» **Brief**
Return all lines from the listing below in which the string "garantilønn" occurs.
|---|
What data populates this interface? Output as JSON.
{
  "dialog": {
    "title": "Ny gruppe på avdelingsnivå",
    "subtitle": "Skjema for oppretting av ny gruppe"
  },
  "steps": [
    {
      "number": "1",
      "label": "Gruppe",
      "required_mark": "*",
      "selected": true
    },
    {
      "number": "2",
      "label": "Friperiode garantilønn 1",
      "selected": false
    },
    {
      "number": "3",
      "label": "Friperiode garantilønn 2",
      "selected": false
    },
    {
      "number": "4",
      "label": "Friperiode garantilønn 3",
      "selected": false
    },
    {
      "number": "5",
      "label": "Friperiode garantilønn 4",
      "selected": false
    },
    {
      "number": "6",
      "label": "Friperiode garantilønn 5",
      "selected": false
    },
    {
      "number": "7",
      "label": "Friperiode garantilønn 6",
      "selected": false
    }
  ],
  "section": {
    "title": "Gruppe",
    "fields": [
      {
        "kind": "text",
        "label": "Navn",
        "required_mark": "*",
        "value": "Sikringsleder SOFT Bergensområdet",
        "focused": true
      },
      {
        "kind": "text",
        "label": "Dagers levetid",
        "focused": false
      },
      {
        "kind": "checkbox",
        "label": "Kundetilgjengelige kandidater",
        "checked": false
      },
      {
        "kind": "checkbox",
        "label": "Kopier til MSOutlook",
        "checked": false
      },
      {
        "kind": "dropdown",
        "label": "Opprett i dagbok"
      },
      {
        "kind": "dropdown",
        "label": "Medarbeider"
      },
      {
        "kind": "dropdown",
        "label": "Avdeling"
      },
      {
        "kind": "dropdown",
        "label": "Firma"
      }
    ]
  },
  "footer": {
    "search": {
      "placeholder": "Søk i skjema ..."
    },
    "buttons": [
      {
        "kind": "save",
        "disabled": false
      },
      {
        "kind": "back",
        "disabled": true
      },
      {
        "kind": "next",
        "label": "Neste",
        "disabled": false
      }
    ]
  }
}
|---|
» **Full solution**
      "label": "Friperiode garantilønn 1",
      "label": "Friperiode garantilønn 2",
      "label": "Friperiode garantilønn 3",
      "label": "Friperiode garantilønn 4",
      "label": "Friperiode garantilønn 5",
      "label": "Friperiode garantilønn 6",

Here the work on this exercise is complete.